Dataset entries
========================================

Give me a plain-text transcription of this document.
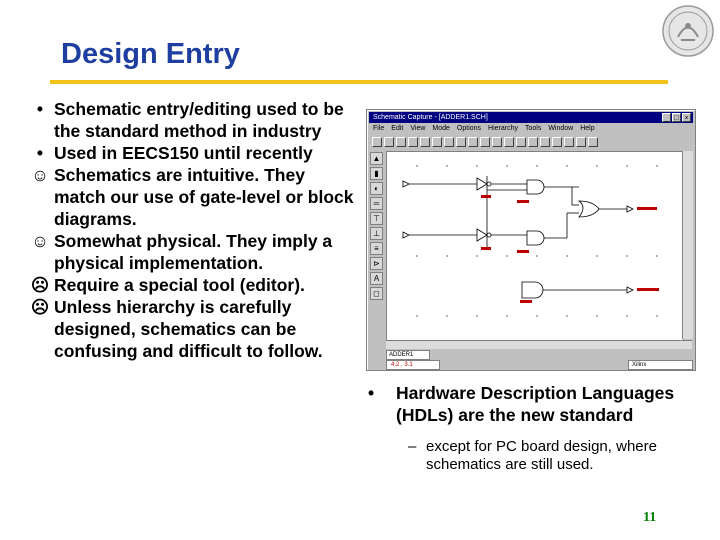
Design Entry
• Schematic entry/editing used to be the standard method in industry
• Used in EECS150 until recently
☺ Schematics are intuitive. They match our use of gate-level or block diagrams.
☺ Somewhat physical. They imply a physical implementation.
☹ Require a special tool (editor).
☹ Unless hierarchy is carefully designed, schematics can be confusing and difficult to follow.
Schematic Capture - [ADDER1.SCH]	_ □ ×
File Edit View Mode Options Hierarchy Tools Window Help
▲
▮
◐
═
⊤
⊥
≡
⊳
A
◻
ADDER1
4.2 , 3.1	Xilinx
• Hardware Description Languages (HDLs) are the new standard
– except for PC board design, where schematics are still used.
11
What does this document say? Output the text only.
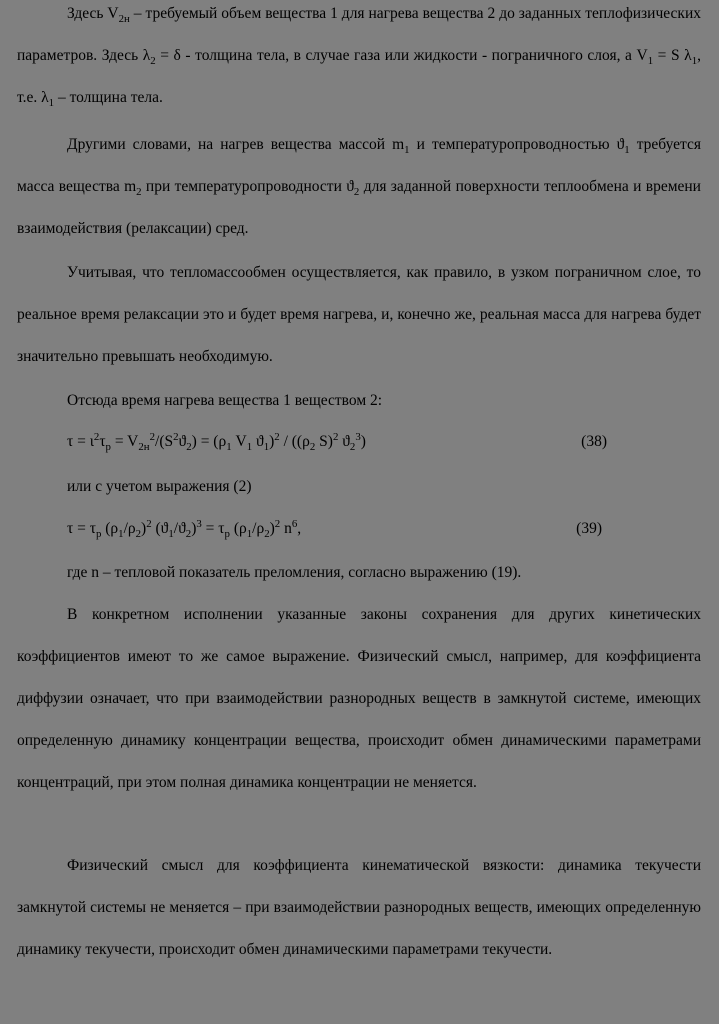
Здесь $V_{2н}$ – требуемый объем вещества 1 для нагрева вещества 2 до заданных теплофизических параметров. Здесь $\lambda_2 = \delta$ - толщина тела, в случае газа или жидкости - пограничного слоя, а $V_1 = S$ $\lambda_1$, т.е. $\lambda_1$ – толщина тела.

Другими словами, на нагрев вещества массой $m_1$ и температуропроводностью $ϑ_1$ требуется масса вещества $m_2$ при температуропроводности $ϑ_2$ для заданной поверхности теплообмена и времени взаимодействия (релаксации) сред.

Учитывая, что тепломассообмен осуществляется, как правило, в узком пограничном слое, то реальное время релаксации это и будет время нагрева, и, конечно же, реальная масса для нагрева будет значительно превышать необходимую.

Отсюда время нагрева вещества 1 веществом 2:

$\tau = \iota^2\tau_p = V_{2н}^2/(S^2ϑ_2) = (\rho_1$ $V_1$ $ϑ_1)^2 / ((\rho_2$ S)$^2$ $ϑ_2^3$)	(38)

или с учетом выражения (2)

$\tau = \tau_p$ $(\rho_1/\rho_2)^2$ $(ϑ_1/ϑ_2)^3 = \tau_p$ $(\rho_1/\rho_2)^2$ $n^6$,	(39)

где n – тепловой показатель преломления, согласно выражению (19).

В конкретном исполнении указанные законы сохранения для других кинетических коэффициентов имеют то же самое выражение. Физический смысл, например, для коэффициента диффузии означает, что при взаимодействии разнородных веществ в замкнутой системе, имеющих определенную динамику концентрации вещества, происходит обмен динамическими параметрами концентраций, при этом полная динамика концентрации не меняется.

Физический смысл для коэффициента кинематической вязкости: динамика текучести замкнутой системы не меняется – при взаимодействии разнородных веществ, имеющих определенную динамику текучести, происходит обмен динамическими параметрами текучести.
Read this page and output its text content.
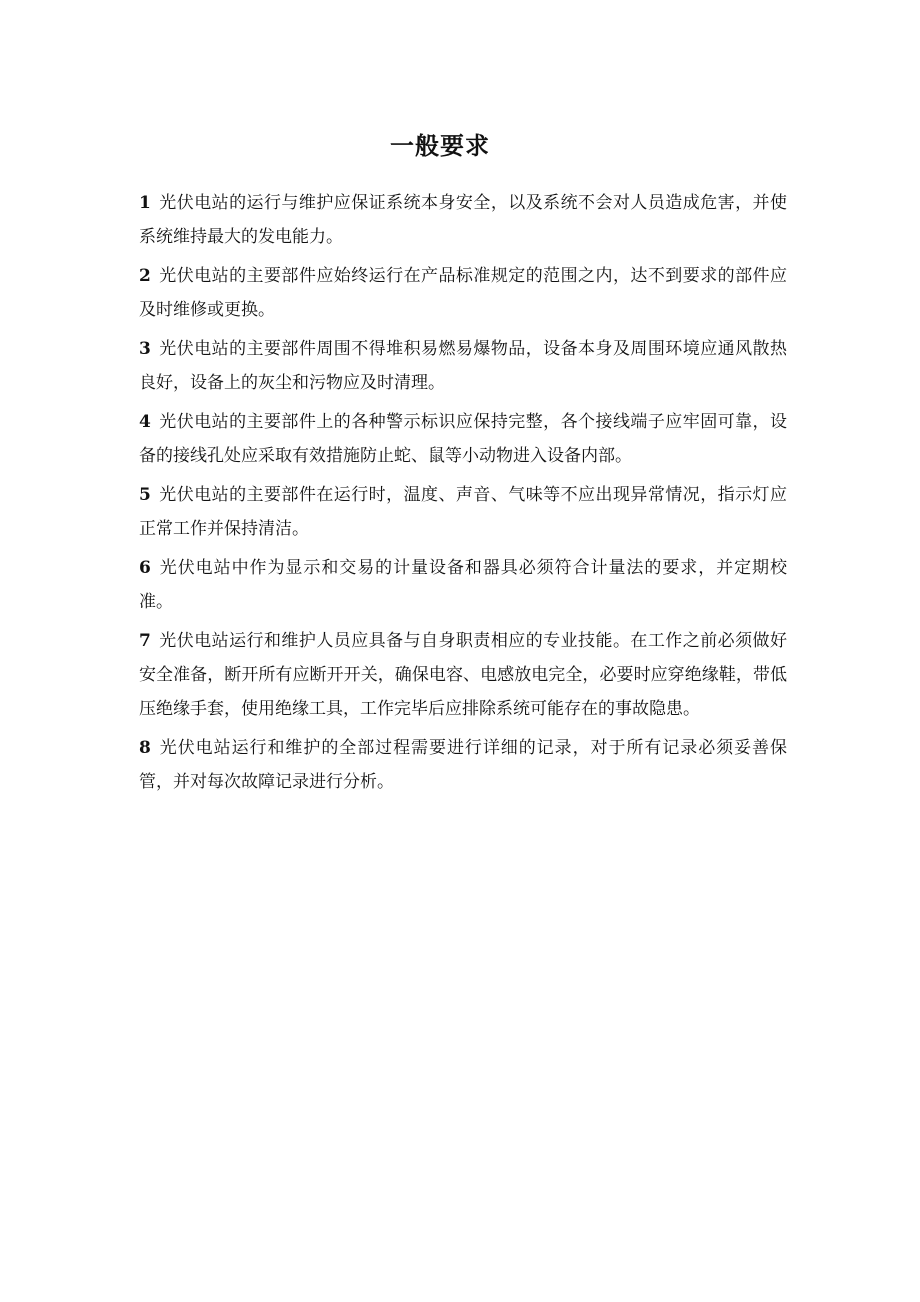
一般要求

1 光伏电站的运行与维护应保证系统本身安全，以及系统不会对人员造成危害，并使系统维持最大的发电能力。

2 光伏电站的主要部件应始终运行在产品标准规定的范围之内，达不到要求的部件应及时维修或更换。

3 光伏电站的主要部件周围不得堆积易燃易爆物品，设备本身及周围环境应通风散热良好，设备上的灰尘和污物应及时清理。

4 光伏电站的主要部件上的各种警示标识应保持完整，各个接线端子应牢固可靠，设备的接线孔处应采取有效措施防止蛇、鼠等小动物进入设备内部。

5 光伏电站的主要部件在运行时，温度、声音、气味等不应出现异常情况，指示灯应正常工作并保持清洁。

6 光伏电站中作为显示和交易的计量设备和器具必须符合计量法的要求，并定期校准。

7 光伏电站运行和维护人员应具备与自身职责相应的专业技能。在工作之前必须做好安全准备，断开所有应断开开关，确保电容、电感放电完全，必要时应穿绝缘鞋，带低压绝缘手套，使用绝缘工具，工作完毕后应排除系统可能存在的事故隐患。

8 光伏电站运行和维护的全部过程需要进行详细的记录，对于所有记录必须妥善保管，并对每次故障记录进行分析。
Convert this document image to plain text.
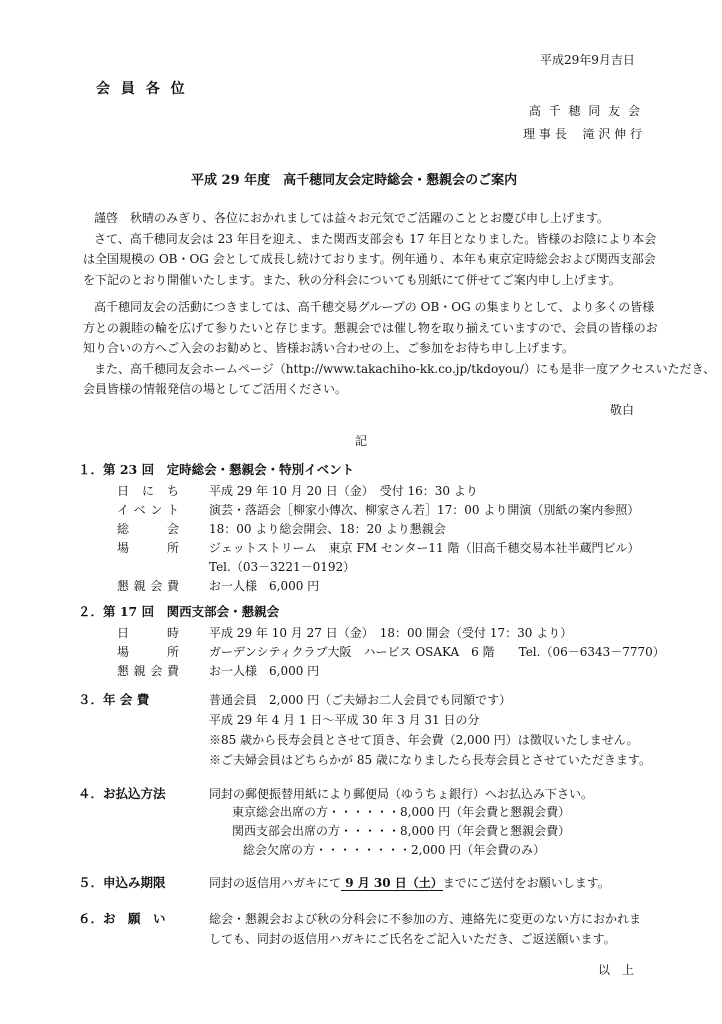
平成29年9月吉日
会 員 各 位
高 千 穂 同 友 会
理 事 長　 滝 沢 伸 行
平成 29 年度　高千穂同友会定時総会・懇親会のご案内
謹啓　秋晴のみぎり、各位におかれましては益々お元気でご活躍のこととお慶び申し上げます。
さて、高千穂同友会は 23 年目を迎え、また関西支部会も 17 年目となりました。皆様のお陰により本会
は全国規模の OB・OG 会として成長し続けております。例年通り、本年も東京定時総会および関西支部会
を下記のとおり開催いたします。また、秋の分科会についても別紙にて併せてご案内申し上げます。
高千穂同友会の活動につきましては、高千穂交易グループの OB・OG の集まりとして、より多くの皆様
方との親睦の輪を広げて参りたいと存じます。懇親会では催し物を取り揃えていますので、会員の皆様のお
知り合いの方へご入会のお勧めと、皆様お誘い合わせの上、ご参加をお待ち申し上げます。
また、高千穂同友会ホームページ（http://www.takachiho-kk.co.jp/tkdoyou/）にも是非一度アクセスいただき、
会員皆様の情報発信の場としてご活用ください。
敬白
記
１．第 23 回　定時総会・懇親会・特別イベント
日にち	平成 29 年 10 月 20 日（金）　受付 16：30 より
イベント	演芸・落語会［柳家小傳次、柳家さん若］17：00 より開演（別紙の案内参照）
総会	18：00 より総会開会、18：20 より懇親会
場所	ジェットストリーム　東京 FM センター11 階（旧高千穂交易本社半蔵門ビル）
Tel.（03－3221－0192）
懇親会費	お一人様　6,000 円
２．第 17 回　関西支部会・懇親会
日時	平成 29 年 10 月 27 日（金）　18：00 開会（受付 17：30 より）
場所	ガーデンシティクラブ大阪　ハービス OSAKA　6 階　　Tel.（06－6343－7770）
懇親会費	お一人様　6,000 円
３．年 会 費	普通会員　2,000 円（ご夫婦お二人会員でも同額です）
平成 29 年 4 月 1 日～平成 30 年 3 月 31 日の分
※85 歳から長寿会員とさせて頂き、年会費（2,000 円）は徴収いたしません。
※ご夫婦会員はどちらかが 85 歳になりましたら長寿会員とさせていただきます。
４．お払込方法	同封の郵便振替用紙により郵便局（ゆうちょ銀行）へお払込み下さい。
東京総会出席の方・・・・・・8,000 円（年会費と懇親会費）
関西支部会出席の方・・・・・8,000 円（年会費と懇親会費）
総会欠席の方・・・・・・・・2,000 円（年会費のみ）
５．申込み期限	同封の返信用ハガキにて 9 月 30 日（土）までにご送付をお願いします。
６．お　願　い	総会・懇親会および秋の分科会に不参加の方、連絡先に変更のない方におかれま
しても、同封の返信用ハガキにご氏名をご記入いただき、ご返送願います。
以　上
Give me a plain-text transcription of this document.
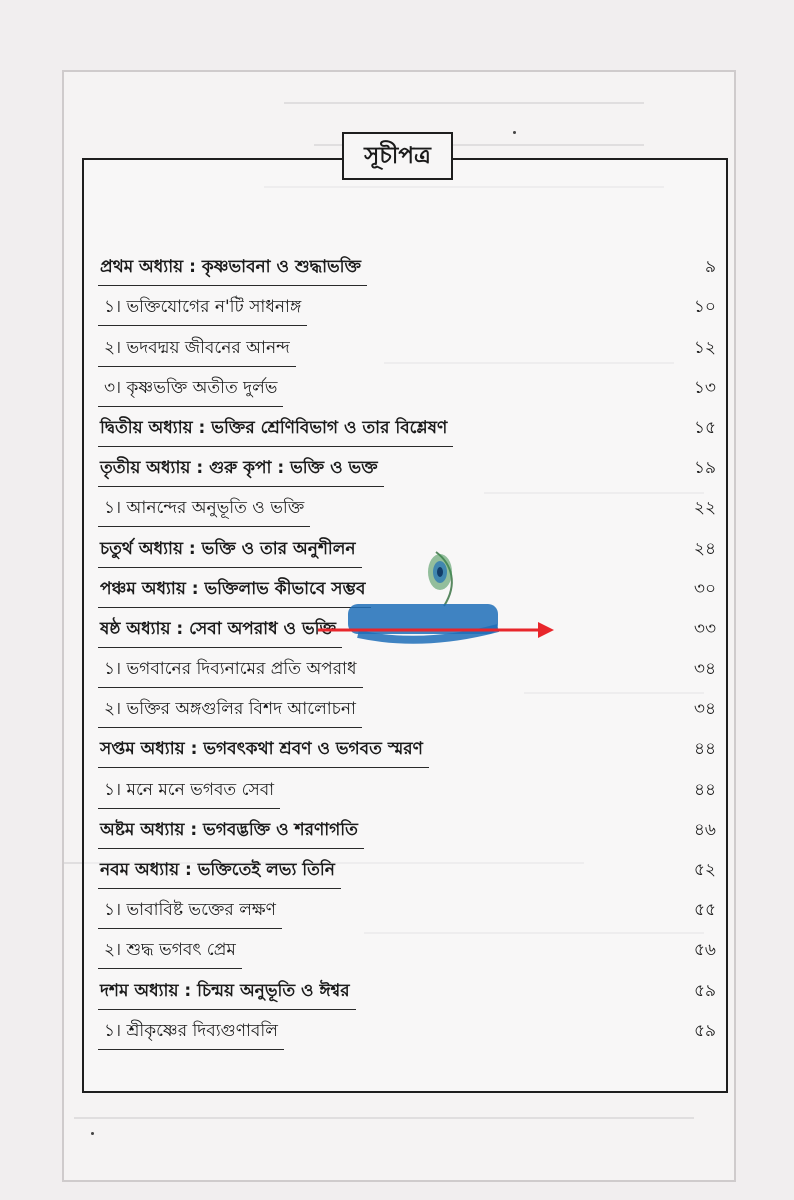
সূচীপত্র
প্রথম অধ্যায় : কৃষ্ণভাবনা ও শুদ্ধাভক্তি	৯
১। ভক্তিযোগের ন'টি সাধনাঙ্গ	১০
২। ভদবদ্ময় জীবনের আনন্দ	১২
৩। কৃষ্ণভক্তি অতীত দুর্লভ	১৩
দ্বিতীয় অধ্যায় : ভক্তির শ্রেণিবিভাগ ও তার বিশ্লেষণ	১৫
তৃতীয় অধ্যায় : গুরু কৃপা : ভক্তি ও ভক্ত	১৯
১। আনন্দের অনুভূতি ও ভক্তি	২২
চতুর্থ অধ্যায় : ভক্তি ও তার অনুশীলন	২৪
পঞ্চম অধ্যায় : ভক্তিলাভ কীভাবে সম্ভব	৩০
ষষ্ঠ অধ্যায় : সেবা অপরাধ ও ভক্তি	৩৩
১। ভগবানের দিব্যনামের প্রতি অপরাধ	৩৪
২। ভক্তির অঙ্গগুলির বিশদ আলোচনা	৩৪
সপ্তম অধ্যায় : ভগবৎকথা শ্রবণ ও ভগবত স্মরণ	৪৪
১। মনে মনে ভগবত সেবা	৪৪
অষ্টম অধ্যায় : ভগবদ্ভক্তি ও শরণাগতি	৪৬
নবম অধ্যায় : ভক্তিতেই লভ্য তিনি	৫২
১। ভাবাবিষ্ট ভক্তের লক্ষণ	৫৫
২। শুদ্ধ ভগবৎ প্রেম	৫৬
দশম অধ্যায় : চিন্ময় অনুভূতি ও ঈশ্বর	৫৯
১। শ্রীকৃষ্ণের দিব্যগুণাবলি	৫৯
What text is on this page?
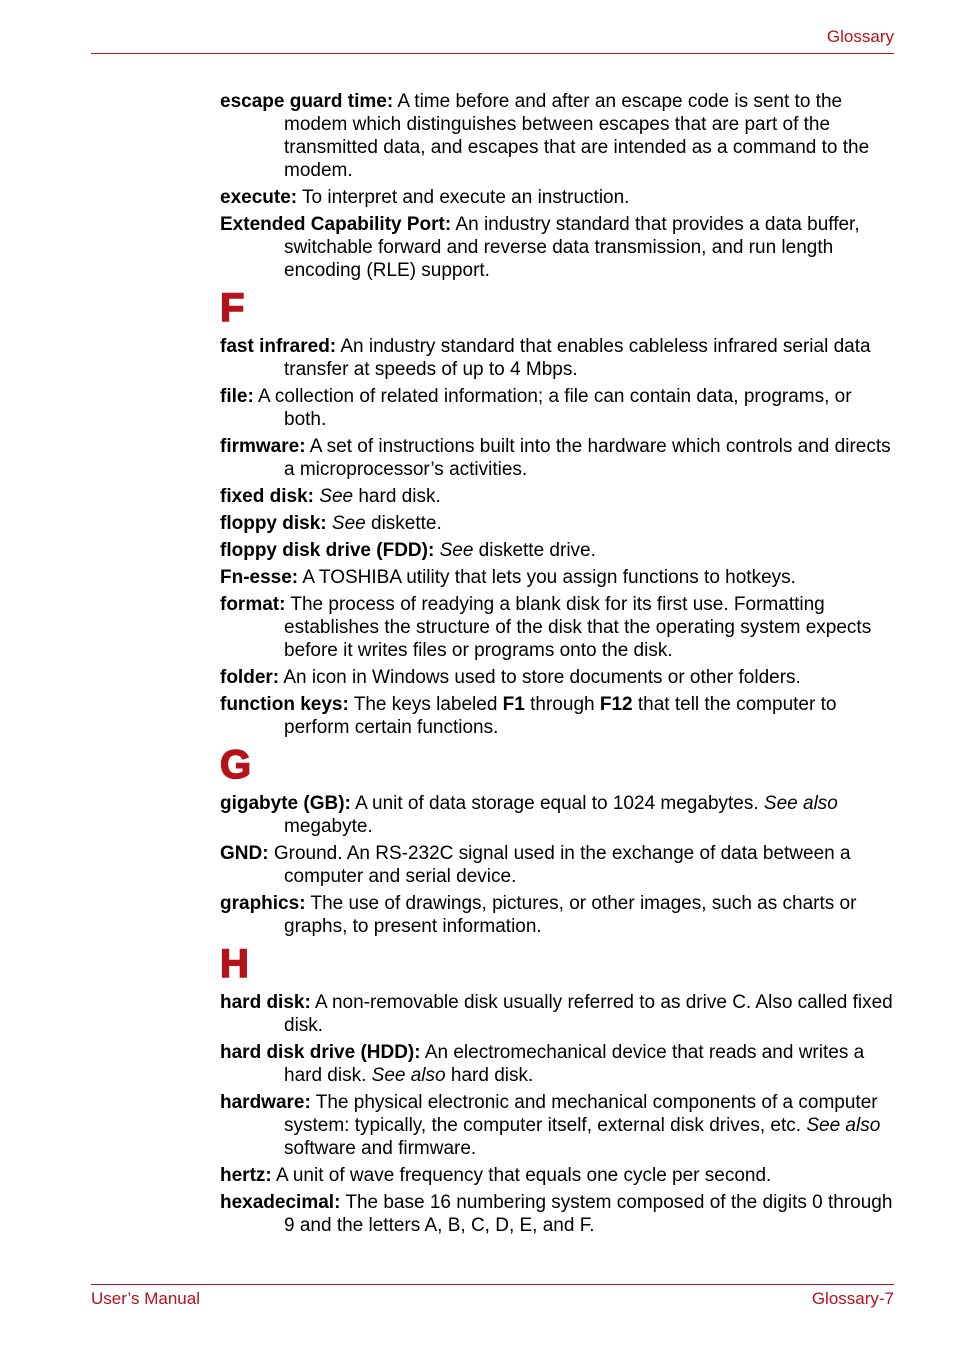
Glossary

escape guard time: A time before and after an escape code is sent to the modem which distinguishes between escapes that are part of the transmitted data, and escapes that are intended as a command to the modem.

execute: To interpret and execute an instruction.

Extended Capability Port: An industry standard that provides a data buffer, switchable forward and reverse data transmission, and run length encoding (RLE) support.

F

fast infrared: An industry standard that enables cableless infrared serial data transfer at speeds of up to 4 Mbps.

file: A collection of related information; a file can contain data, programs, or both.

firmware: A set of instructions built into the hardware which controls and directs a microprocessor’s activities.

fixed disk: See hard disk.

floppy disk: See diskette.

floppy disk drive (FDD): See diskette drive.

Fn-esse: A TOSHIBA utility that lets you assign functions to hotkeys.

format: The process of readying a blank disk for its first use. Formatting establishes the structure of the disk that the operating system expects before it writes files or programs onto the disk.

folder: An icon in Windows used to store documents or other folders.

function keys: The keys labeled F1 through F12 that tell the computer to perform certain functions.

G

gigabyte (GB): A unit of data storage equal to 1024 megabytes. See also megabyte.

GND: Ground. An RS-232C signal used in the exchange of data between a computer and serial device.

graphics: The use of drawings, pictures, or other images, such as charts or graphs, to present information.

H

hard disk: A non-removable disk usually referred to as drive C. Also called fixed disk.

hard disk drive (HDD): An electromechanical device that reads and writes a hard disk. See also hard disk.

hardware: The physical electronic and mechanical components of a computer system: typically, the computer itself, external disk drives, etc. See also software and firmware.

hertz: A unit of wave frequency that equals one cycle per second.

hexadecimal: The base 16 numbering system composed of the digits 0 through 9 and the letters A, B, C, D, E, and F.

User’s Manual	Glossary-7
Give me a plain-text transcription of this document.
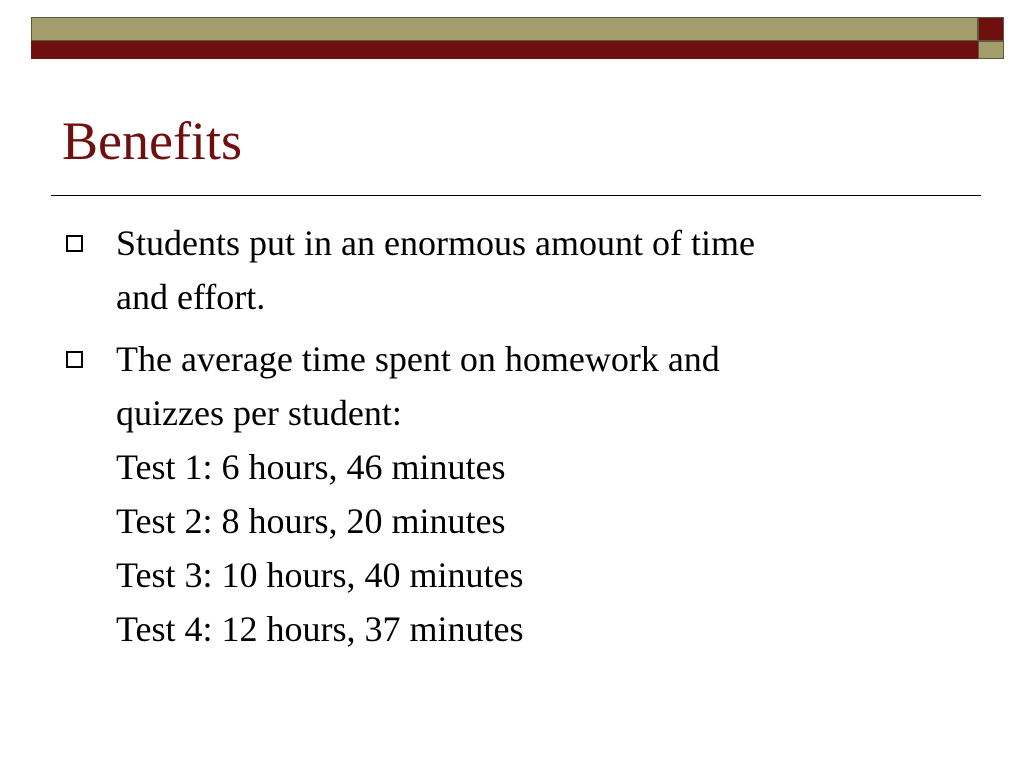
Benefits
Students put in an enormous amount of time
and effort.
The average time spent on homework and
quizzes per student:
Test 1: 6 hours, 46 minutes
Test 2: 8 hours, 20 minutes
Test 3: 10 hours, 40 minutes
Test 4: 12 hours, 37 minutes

========================================

■ Task prompt ■
Gather all lines from the listing above in which "происходит" occurs.

■ In response ■
В конкретном исполнении указанные законы сохранения для других кинетических коэффициентов имеют то же самое выражение. Физический смысл, например, для коэффициента диффузии означает, что при взаимодействии разнородных веществ в замкнутой системе, имеющих определенную динамику концентрации вещества, происходит обмен динамическими параметрами концентраций, при этом полная динамика концентрации не меняется.
Физический смысл для коэффициента кинематической вязкости: динамика текучести замкнутой системы не меняется – при взаимодействии разнородных веществ, имеющих определенную динамику текучести, происходит обмен динамическими параметрами текучести.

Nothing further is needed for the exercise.